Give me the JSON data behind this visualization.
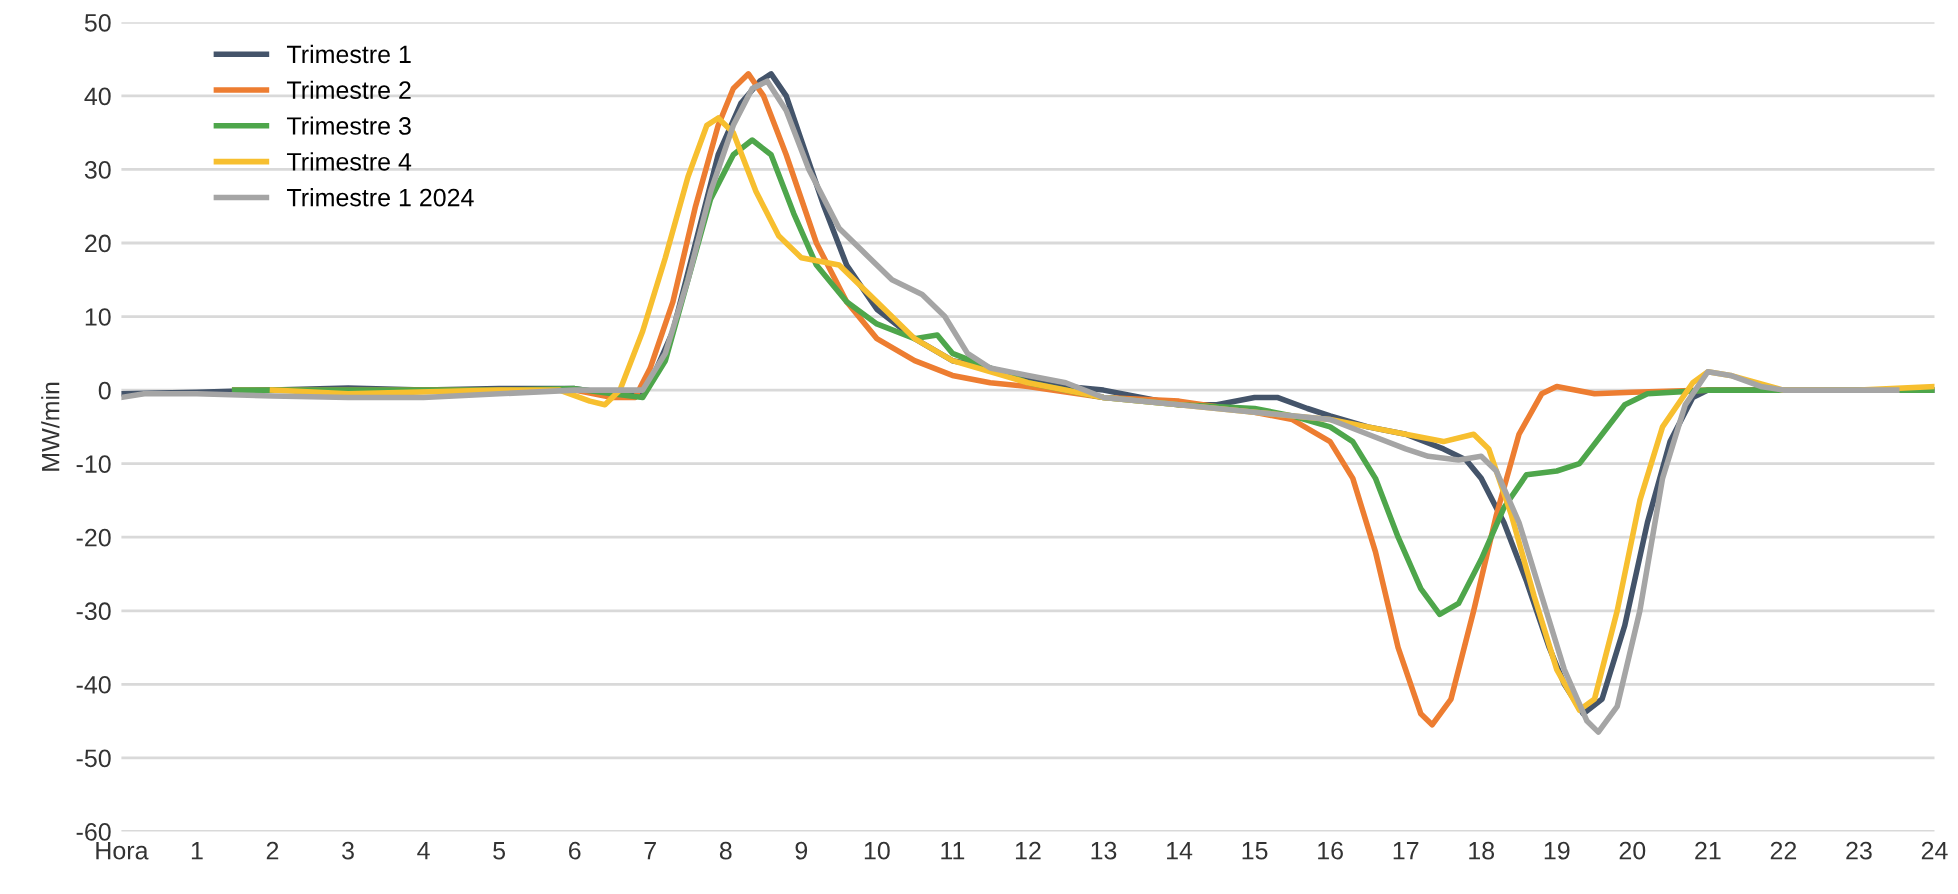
{
  "chart_data": {
    "type": "line",
    "ylabel": "MW/min",
    "xlim": [
      0,
      24
    ],
    "ylim": [
      -60,
      50
    ],
    "xticks": [
      {
        "value": 0,
        "label": "Hora"
      },
      1,
      2,
      3,
      4,
      5,
      6,
      7,
      8,
      9,
      10,
      11,
      12,
      13,
      14,
      15,
      16,
      17,
      18,
      19,
      20,
      21,
      22,
      23,
      24
    ],
    "yticks": [
      -60,
      -50,
      -40,
      -30,
      -20,
      -10,
      0,
      10,
      20,
      30,
      40,
      50
    ],
    "grid": "y",
    "legend": "top left",
    "marker": "none",
    "line_style": "solid",
    "series": [
      {
        "name": "Trimestre 1",
        "color": "#44546a",
        "x": [
          0,
          1,
          2,
          3,
          4,
          5,
          6,
          6.5,
          6.8,
          7,
          7.3,
          7.6,
          7.9,
          8.2,
          8.45,
          8.6,
          8.8,
          9,
          9.3,
          9.6,
          10,
          10.5,
          11,
          11.5,
          12,
          12.5,
          13,
          13.5,
          14,
          14.5,
          15,
          15.3,
          15.7,
          16,
          16.5,
          17,
          17.5,
          17.8,
          18,
          18.3,
          18.6,
          18.9,
          19.1,
          19.35,
          19.6,
          19.9,
          20.2,
          20.5,
          20.8,
          21,
          21.5,
          22,
          23,
          24
        ],
        "values": [
          -0.5,
          -0.3,
          0,
          0.3,
          0,
          0.2,
          0.2,
          -0.5,
          -0.8,
          1,
          8,
          20,
          32,
          39,
          42,
          43,
          40,
          34,
          25,
          17,
          11,
          7,
          4,
          3,
          1.5,
          0.5,
          0,
          -1,
          -2,
          -2,
          -1,
          -1,
          -2.5,
          -3.5,
          -5,
          -6,
          -8,
          -9.5,
          -12,
          -18,
          -26,
          -35,
          -40,
          -44,
          -42,
          -32,
          -18,
          -7,
          -1,
          0,
          0,
          0,
          0,
          0
        ]
      },
      {
        "name": "Trimestre 2",
        "color": "#ed7d31",
        "x": [
          1.5,
          3,
          5,
          6,
          6.5,
          6.8,
          7,
          7.3,
          7.6,
          7.9,
          8.1,
          8.3,
          8.5,
          8.8,
          9.2,
          9.6,
          10,
          10.5,
          11,
          11.5,
          12,
          13,
          14,
          15,
          15.5,
          16,
          16.3,
          16.6,
          16.9,
          17.2,
          17.35,
          17.6,
          17.9,
          18.2,
          18.5,
          18.8,
          19,
          19.5,
          20,
          21,
          21.5,
          22,
          22.5
        ],
        "values": [
          0,
          0,
          0,
          0,
          -1,
          -1,
          3,
          12,
          25,
          36,
          41,
          43,
          40,
          32,
          20,
          12,
          7,
          4,
          2,
          1,
          0.5,
          -1,
          -1.5,
          -3,
          -4,
          -7,
          -12,
          -22,
          -35,
          -44,
          -45.5,
          -42,
          -30,
          -17,
          -6,
          -0.5,
          0.5,
          -0.5,
          -0.3,
          0,
          0,
          0,
          0
        ]
      },
      {
        "name": "Trimestre 3",
        "color": "#4ea64b",
        "x": [
          1.5,
          3,
          4,
          5,
          6,
          6.5,
          6.9,
          7.2,
          7.5,
          7.8,
          8.1,
          8.35,
          8.6,
          8.9,
          9.2,
          9.6,
          10,
          10.5,
          10.8,
          11,
          11.5,
          12,
          13,
          14,
          15,
          15.5,
          16,
          16.3,
          16.6,
          16.9,
          17.2,
          17.45,
          17.7,
          18,
          18.3,
          18.6,
          19,
          19.3,
          19.6,
          19.9,
          20.2,
          21,
          22,
          23,
          24
        ],
        "values": [
          0,
          0,
          0,
          0,
          0.2,
          -0.5,
          -1,
          4,
          15,
          26,
          32,
          34,
          32,
          24,
          17,
          12,
          9,
          7,
          7.5,
          5,
          3,
          1,
          -1,
          -2,
          -2.5,
          -3.5,
          -5,
          -7,
          -12,
          -20,
          -27,
          -30.5,
          -29,
          -23,
          -16,
          -11.5,
          -11,
          -10,
          -6,
          -2,
          -0.5,
          0,
          0,
          0,
          0
        ]
      },
      {
        "name": "Trimestre 4",
        "color": "#f7bf2f",
        "x": [
          2,
          3,
          5,
          5.8,
          6.2,
          6.4,
          6.6,
          6.9,
          7.2,
          7.5,
          7.75,
          7.9,
          8.1,
          8.4,
          8.7,
          9,
          9.5,
          10,
          10.5,
          11,
          12,
          13,
          14,
          15,
          16,
          16.5,
          17,
          17.5,
          17.9,
          18.1,
          18.4,
          18.7,
          19,
          19.3,
          19.5,
          19.8,
          20.1,
          20.4,
          20.8,
          21,
          21.3,
          22,
          23,
          24
        ],
        "values": [
          0,
          -0.5,
          0,
          0,
          -1.5,
          -2,
          0,
          8,
          18,
          29,
          36,
          37,
          35,
          27,
          21,
          18,
          17,
          12,
          7,
          4,
          1,
          -1,
          -2,
          -3,
          -4,
          -5,
          -6,
          -7,
          -6,
          -8,
          -17,
          -28,
          -38,
          -43.5,
          -42,
          -30,
          -15,
          -5,
          1,
          2.5,
          2,
          0,
          0,
          0.5
        ]
      },
      {
        "name": "Trimestre 1 2024",
        "color": "#a5a5a5",
        "x": [
          0,
          0.3,
          1,
          2,
          3,
          4,
          5,
          6,
          6.5,
          6.9,
          7.2,
          7.5,
          7.8,
          8.1,
          8.35,
          8.55,
          8.8,
          9.1,
          9.5,
          9.8,
          10.2,
          10.6,
          10.9,
          11.2,
          11.5,
          12,
          12.5,
          13,
          14,
          15,
          15.5,
          16,
          16.5,
          17,
          17.3,
          17.7,
          18,
          18.2,
          18.5,
          18.8,
          19.1,
          19.4,
          19.55,
          19.8,
          20.1,
          20.4,
          20.7,
          21,
          21.3,
          21.7,
          22,
          23,
          23.5
        ],
        "values": [
          -1,
          -0.5,
          -0.5,
          -0.8,
          -1,
          -1,
          -0.5,
          0,
          0,
          0,
          5,
          15,
          27,
          36,
          41,
          42,
          38,
          30,
          22,
          19,
          15,
          13,
          10,
          5,
          3,
          2,
          1,
          -1,
          -2,
          -3,
          -3.5,
          -4,
          -6,
          -8,
          -9,
          -9.5,
          -9,
          -11,
          -18,
          -28,
          -38,
          -45,
          -46.5,
          -43,
          -30,
          -12,
          -2,
          2.5,
          2,
          0.5,
          0,
          0,
          0
        ]
      }
    ]
  }
}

▶ **WRITTEN PROBLEM**: Where a line of the entries contains the word "Trimestre", copy that line.

▶ **RESULT OF THE TASK**:
        "name": "Trimestre 1",
        "name": "Trimestre 2",
        "name": "Trimestre 3",
        "name": "Trimestre 4",
        "name": "Trimestre 1 2024",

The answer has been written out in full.